====== INPUT DATA
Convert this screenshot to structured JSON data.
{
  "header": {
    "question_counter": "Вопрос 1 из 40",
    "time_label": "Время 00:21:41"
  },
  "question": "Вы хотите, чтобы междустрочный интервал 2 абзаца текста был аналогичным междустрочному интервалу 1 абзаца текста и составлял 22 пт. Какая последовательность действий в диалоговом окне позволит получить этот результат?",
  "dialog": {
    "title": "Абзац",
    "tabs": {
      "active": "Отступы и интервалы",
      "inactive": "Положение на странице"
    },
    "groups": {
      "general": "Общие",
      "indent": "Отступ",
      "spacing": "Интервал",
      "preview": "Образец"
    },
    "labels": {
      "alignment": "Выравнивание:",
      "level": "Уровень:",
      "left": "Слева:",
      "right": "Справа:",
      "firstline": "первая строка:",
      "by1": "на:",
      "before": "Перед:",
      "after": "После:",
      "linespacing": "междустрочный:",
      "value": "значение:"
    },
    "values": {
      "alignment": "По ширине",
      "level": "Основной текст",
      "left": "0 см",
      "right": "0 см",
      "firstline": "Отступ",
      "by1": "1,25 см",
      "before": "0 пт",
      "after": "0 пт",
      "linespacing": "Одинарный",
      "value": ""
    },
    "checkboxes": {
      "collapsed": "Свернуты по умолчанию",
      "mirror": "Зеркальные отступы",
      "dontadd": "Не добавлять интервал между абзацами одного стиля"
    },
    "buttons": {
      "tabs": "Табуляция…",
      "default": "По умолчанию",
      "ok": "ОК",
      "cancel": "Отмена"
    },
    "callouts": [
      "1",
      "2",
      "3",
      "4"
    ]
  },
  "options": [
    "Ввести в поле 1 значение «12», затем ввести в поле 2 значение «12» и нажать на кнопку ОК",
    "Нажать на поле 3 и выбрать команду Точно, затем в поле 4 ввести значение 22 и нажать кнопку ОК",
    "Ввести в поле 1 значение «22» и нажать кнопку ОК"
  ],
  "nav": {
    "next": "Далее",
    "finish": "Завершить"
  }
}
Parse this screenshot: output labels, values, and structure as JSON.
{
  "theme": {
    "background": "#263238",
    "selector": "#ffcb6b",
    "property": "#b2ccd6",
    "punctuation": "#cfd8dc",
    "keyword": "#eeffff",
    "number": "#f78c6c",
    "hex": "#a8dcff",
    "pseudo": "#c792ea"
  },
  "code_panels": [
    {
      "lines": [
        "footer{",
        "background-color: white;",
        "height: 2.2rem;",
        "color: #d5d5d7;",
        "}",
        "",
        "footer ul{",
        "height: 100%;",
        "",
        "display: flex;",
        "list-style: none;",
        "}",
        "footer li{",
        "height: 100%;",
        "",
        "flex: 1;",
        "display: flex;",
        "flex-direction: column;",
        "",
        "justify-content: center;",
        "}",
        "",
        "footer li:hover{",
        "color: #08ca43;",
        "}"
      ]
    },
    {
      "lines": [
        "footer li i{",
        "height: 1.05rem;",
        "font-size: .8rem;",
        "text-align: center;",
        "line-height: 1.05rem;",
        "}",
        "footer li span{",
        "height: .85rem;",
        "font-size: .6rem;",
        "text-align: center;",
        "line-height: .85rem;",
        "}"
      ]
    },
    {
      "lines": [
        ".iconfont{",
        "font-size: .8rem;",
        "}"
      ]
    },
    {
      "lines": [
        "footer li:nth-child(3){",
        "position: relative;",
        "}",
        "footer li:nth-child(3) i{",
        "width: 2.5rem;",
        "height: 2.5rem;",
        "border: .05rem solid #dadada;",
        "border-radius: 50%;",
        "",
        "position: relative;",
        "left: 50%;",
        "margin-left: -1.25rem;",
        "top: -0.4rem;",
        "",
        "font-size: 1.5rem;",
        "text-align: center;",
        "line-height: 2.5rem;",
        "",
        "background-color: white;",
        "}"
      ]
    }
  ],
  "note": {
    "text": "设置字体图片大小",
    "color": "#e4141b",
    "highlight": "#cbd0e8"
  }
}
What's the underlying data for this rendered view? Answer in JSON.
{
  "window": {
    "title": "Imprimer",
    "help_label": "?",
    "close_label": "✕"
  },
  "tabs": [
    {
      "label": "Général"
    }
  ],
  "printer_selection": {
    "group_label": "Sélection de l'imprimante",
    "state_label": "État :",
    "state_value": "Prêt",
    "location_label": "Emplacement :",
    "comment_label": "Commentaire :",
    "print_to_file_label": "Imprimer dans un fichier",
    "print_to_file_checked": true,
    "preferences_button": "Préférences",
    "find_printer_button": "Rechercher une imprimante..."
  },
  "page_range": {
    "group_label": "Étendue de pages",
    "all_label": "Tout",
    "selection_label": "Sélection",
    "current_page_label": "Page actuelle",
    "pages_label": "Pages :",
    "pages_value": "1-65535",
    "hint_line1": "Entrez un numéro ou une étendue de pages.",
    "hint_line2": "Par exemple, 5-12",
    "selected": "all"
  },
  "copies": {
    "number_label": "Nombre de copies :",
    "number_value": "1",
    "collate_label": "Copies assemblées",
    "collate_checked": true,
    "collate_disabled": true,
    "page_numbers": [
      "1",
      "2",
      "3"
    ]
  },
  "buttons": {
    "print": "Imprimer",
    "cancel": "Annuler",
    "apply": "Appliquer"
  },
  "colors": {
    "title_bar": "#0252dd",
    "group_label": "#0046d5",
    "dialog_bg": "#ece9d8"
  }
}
============
» **EXERCISE DIRECTIONS**
Copy all the records above exactly, missing none.

» **PROBLEM SOLUTION**
Convert this screenshot to structured JSON data.
{
  "header": {
    "question_counter": "Вопрос 1 из 40",
    "time_label": "Время 00:21:41"
  },
  "question": "Вы хотите, чтобы междустрочный интервал 2 абзаца текста был аналогичным междустрочному интервалу 1 абзаца текста и составлял 22 пт. Какая последовательность действий в диалоговом окне позволит получить этот результат?",
  "dialog": {
    "title": "Абзац",
    "tabs": {
      "active": "Отступы и интервалы",
      "inactive": "Положение на странице"
    },
    "groups": {
      "general": "Общие",
      "indent": "Отступ",
      "spacing": "Интервал",
      "preview": "Образец"
    },
    "labels": {
      "alignment": "Выравнивание:",
      "level": "Уровень:",
      "left": "Слева:",
      "right": "Справа:",
      "firstline": "первая строка:",
      "by1": "на:",
      "before": "Перед:",
      "after": "После:",
      "linespacing": "междустрочный:",
      "value": "значение:"
    },
    "values": {
      "alignment": "По ширине",
      "level": "Основной текст",
      "left": "0 см",
      "right": "0 см",
      "firstline": "Отступ",
      "by1": "1,25 см",
      "before": "0 пт",
      "after": "0 пт",
      "linespacing": "Одинарный",
      "value": ""
    },
    "checkboxes": {
      "collapsed": "Свернуты по умолчанию",
      "mirror": "Зеркальные отступы",
      "dontadd": "Не добавлять интервал между абзацами одного стиля"
    },
    "buttons": {
      "tabs": "Табуляция…",
      "default": "По умолчанию",
      "ok": "ОК",
      "cancel": "Отмена"
    },
    "callouts": [
      "1",
      "2",
      "3",
      "4"
    ]
  },
  "options": [
    "Ввести в поле 1 значение «12», затем ввести в поле 2 значение «12» и нажать на кнопку ОК",
    "Нажать на поле 3 и выбрать команду Точно, затем в поле 4 ввести значение 22 и нажать кнопку ОК",
    "Ввести в поле 1 значение «22» и нажать кнопку ОК"
  ],
  "nav": {
    "next": "Далее",
    "finish": "Завершить"
  }
}
Parse this screenshot: output labels, values, and structure as JSON.
{
  "theme": {
    "background": "#263238",
    "selector": "#ffcb6b",
    "property": "#b2ccd6",
    "punctuation": "#cfd8dc",
    "keyword": "#eeffff",
    "number": "#f78c6c",
    "hex": "#a8dcff",
    "pseudo": "#c792ea"
  },
  "code_panels": [
    {
      "lines": [
        "footer{",
        "background-color: white;",
        "height: 2.2rem;",
        "color: #d5d5d7;",
        "}",
        "",
        "footer ul{",
        "height: 100%;",
        "",
        "display: flex;",
        "list-style: none;",
        "}",
        "footer li{",
        "height: 100%;",
        "",
        "flex: 1;",
        "display: flex;",
        "flex-direction: column;",
        "",
        "justify-content: center;",
        "}",
        "",
        "footer li:hover{",
        "color: #08ca43;",
        "}"
      ]
    },
    {
      "lines": [
        "footer li i{",
        "height: 1.05rem;",
        "font-size: .8rem;",
        "text-align: center;",
        "line-height: 1.05rem;",
        "}",
        "footer li span{",
        "height: .85rem;",
        "font-size: .6rem;",
        "text-align: center;",
        "line-height: .85rem;",
        "}"
      ]
    },
    {
      "lines": [
        ".iconfont{",
        "font-size: .8rem;",
        "}"
      ]
    },
    {
      "lines": [
        "footer li:nth-child(3){",
        "position: relative;",
        "}",
        "footer li:nth-child(3) i{",
        "width: 2.5rem;",
        "height: 2.5rem;",
        "border: .05rem solid #dadada;",
        "border-radius: 50%;",
        "",
        "position: relative;",
        "left: 50%;",
        "margin-left: -1.25rem;",
        "top: -0.4rem;",
        "",
        "font-size: 1.5rem;",
        "text-align: center;",
        "line-height: 2.5rem;",
        "",
        "background-color: white;",
        "}"
      ]
    }
  ],
  "note": {
    "text": "设置字体图片大小",
    "color": "#e4141b",
    "highlight": "#cbd0e8"
  }
}
What's the underlying data for this rendered view? Answer in JSON.
{
  "window": {
    "title": "Imprimer",
    "help_label": "?",
    "close_label": "✕"
  },
  "tabs": [
    {
      "label": "Général"
    }
  ],
  "printer_selection": {
    "group_label": "Sélection de l'imprimante",
    "state_label": "État :",
    "state_value": "Prêt",
    "location_label": "Emplacement :",
    "comment_label": "Commentaire :",
    "print_to_file_label": "Imprimer dans un fichier",
    "print_to_file_checked": true,
    "preferences_button": "Préférences",
    "find_printer_button": "Rechercher une imprimante..."
  },
  "page_range": {
    "group_label": "Étendue de pages",
    "all_label": "Tout",
    "selection_label": "Sélection",
    "current_page_label": "Page actuelle",
    "pages_label": "Pages :",
    "pages_value": "1-65535",
    "hint_line1": "Entrez un numéro ou une étendue de pages.",
    "hint_line2": "Par exemple, 5-12",
    "selected": "all"
  },
  "copies": {
    "number_label": "Nombre de copies :",
    "number_value": "1",
    "collate_label": "Copies assemblées",
    "collate_checked": true,
    "collate_disabled": true,
    "page_numbers": [
      "1",
      "2",
      "3"
    ]
  },
  "buttons": {
    "print": "Imprimer",
    "cancel": "Annuler",
    "apply": "Appliquer"
  },
  "colors": {
    "title_bar": "#0252dd",
    "group_label": "#0046d5",
    "dialog_bg": "#ece9d8"
  }
}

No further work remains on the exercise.